** BEGIN DATASET EXTRACT **

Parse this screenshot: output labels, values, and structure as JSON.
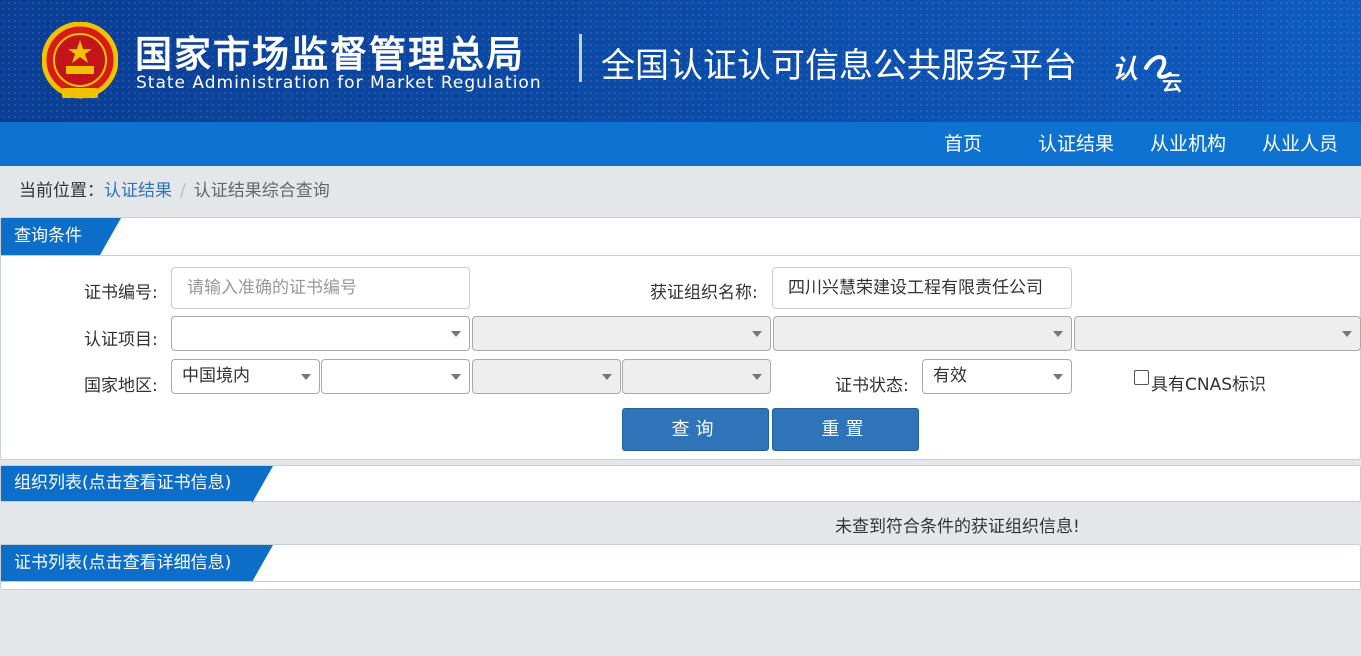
{
  "header": {
    "org_name_cn": "国家市场监督管理总局",
    "org_name_en": "State Administration  for  Market Regulation",
    "platform_title": "全国认证认可信息公共服务平台",
    "logo_text_1": "认",
    "logo_text_2": "云",
    "colors": {
      "banner": "#0c4aa6",
      "nav": "#0e72d0",
      "accent": "#2f73b8"
    }
  },
  "nav": {
    "items": [
      {
        "label": "首页"
      },
      {
        "label": "认证结果"
      },
      {
        "label": "从业机构"
      },
      {
        "label": "从业人员"
      }
    ]
  },
  "breadcrumb": {
    "prefix": "当前位置：",
    "link": "认证结果",
    "separator": "/",
    "current": "认证结果综合查询"
  },
  "query_panel": {
    "title": "查询条件",
    "cert_no": {
      "label": "证书编号:",
      "placeholder": "请输入准确的证书编号",
      "value": ""
    },
    "org_name": {
      "label": "获证组织名称:",
      "value": "四川兴慧荣建设工程有限责任公司"
    },
    "cert_project": {
      "label": "认证项目:",
      "selects": [
        "",
        "",
        "",
        ""
      ]
    },
    "region": {
      "label": "国家地区:",
      "selects": [
        "中国境内",
        "",
        "",
        ""
      ]
    },
    "status": {
      "label": "证书状态:",
      "value": "有效"
    },
    "cnas": {
      "label": "具有CNAS标识",
      "checked": false
    },
    "search_button": "查询",
    "reset_button": "重置"
  },
  "org_list_panel": {
    "title": "组织列表(点击查看证书信息)",
    "empty_message": "未查到符合条件的获证组织信息!"
  },
  "cert_list_panel": {
    "title": "证书列表(点击查看详细信息)"
  }
}
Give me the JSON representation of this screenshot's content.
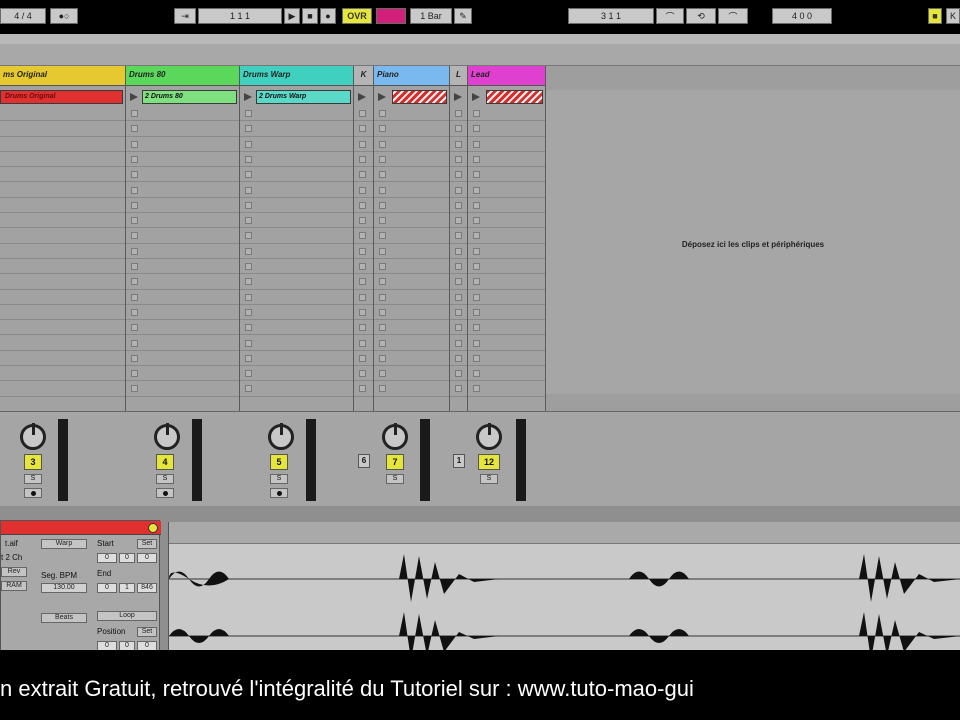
{
  "transport": {
    "signature": "4 / 4",
    "position": "1   1   1",
    "ovr": "OVR",
    "quantize": "1 Bar",
    "loop_start": "3   1   1",
    "loop_length": "4   0   0",
    "key": "K"
  },
  "tracks": [
    {
      "name": "ms Original",
      "color": "#e6c830",
      "clip": "Drums Original",
      "clip_color": "#e03030",
      "number": "3"
    },
    {
      "name": "Drums 80",
      "color": "#5bd85b",
      "clip": "2 Drums 80",
      "clip_color": "#7fe07f",
      "number": "4"
    },
    {
      "name": "Drums Warp",
      "color": "#40d0c0",
      "clip": "2 Drums Warp",
      "clip_color": "#5ad8c8",
      "number": "5"
    },
    {
      "name": "K",
      "number": "6"
    },
    {
      "name": "Piano",
      "color": "#7ab8f0",
      "number": "7"
    },
    {
      "name": "L",
      "number": "1"
    },
    {
      "name": "Lead",
      "color": "#e040d0",
      "number": "12"
    }
  ],
  "drop_zone": "Déposez ici les clips et périphériques",
  "solo_label": "S",
  "clip_view": {
    "file": "t.aif",
    "channels": "t 2 Ch",
    "rev": "Rev",
    "ram": "RAM",
    "warp": "Warp",
    "seg_bpm": "Seg. BPM",
    "bpm": "130.00",
    "beats": "Beats",
    "start": "Start",
    "set": "Set",
    "end": "End",
    "start_val": [
      "0",
      "0",
      "0"
    ],
    "end_val": [
      "0",
      "1",
      "846"
    ],
    "loop": "Loop",
    "position": "Position",
    "pos_val": [
      "0",
      "0",
      "0"
    ]
  },
  "footer": "n extrait Gratuit, retrouvé l'intégralité du Tutoriel sur :   www.tuto-mao-gui"
}
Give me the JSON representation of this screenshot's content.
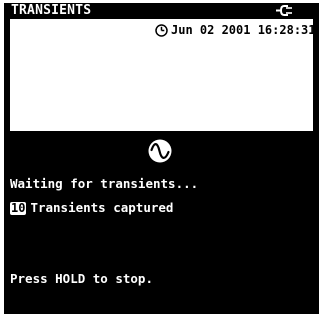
{
  "header": {
    "title": "TRANSIENTS",
    "status_icon": "power-plug-icon"
  },
  "panel": {
    "clock_icon": "clock-icon",
    "datetime": "Jun 02 2001 16:28:31"
  },
  "status": {
    "mode_icon": "waveform-icon",
    "waiting_text": "Waiting for transients...",
    "captured_count": "10",
    "captured_label": "Transients captured"
  },
  "footer": {
    "hint": "Press HOLD to stop."
  },
  "colors": {
    "background": "#000000",
    "foreground": "#ffffff"
  }
}
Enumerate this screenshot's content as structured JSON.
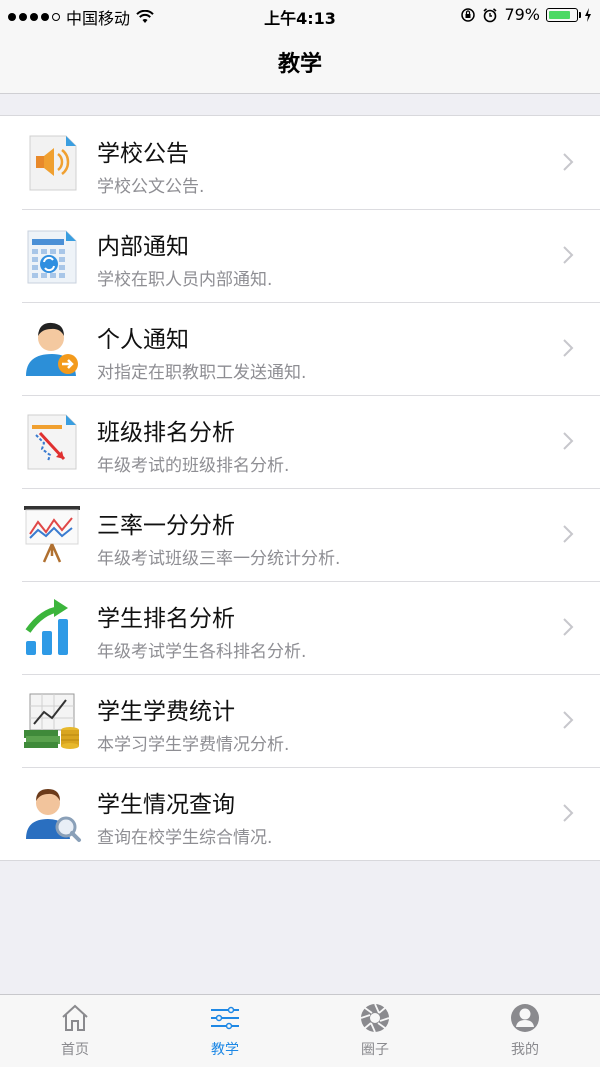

** END DATASET EXTRACT **

**REQUIREMENTS**
Show the lines where the word "icon" appears in the entries.

**RESPONSE BELOW**
    "status_icon": "power-plug-icon"
    "clock_icon": "clock-icon",
    "mode_icon": "waveform-icon",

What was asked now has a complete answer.